## Task requirements
Repeat the whole listing exactly as written.

++++++++++

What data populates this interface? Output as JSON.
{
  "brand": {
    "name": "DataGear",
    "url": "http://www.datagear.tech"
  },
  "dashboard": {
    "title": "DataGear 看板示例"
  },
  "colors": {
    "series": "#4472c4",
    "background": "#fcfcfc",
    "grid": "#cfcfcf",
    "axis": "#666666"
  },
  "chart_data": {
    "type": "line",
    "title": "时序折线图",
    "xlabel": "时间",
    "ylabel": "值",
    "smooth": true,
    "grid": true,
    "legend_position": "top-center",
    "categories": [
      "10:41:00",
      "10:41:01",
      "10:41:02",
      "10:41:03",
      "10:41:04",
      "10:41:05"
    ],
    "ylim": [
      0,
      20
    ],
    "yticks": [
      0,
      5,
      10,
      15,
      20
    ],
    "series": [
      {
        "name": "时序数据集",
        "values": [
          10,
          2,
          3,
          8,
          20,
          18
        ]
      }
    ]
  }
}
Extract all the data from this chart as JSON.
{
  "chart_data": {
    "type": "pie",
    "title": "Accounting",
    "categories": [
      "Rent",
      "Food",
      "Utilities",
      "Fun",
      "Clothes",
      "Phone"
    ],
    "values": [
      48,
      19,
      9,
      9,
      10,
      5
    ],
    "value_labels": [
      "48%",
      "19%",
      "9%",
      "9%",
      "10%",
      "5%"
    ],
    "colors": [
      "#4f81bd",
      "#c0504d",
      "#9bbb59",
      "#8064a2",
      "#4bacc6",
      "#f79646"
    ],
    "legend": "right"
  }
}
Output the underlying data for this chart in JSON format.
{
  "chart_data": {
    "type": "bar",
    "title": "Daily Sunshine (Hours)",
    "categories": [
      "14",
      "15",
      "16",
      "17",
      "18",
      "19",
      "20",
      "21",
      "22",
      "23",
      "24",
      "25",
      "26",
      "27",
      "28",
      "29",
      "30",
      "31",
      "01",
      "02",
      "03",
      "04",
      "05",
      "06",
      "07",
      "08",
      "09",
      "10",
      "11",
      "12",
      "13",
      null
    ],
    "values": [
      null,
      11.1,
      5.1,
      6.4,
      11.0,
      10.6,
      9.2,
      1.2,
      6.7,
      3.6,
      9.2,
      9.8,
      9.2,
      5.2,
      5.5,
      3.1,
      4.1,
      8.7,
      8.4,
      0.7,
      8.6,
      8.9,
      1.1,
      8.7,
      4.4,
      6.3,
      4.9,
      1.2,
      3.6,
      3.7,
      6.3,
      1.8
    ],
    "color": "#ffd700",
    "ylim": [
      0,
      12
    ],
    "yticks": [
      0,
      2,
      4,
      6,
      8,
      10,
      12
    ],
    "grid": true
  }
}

++++++++++

## Answer to this problem
What data populates this interface? Output as JSON.
{
  "brand": {
    "name": "DataGear",
    "url": "http://www.datagear.tech"
  },
  "dashboard": {
    "title": "DataGear 看板示例"
  },
  "colors": {
    "series": "#4472c4",
    "background": "#fcfcfc",
    "grid": "#cfcfcf",
    "axis": "#666666"
  },
  "chart_data": {
    "type": "line",
    "title": "时序折线图",
    "xlabel": "时间",
    "ylabel": "值",
    "smooth": true,
    "grid": true,
    "legend_position": "top-center",
    "categories": [
      "10:41:00",
      "10:41:01",
      "10:41:02",
      "10:41:03",
      "10:41:04",
      "10:41:05"
    ],
    "ylim": [
      0,
      20
    ],
    "yticks": [
      0,
      5,
      10,
      15,
      20
    ],
    "series": [
      {
        "name": "时序数据集",
        "values": [
          10,
          2,
          3,
          8,
          20,
          18
        ]
      }
    ]
  }
}
Extract all the data from this chart as JSON.
{
  "chart_data": {
    "type": "pie",
    "title": "Accounting",
    "categories": [
      "Rent",
      "Food",
      "Utilities",
      "Fun",
      "Clothes",
      "Phone"
    ],
    "values": [
      48,
      19,
      9,
      9,
      10,
      5
    ],
    "value_labels": [
      "48%",
      "19%",
      "9%",
      "9%",
      "10%",
      "5%"
    ],
    "colors": [
      "#4f81bd",
      "#c0504d",
      "#9bbb59",
      "#8064a2",
      "#4bacc6",
      "#f79646"
    ],
    "legend": "right"
  }
}
Output the underlying data for this chart in JSON format.
{
  "chart_data": {
    "type": "bar",
    "title": "Daily Sunshine (Hours)",
    "categories": [
      "14",
      "15",
      "16",
      "17",
      "18",
      "19",
      "20",
      "21",
      "22",
      "23",
      "24",
      "25",
      "26",
      "27",
      "28",
      "29",
      "30",
      "31",
      "01",
      "02",
      "03",
      "04",
      "05",
      "06",
      "07",
      "08",
      "09",
      "10",
      "11",
      "12",
      "13",
      null
    ],
    "values": [
      null,
      11.1,
      5.1,
      6.4,
      11.0,
      10.6,
      9.2,
      1.2,
      6.7,
      3.6,
      9.2,
      9.8,
      9.2,
      5.2,
      5.5,
      3.1,
      4.1,
      8.7,
      8.4,
      0.7,
      8.6,
      8.9,
      1.1,
      8.7,
      4.4,
      6.3,
      4.9,
      1.2,
      3.6,
      3.7,
      6.3,
      1.8
    ],
    "color": "#ffd700",
    "ylim": [
      0,
      12
    ],
    "yticks": [
      0,
      2,
      4,
      6,
      8,
      10,
      12
    ],
    "grid": true
  }
}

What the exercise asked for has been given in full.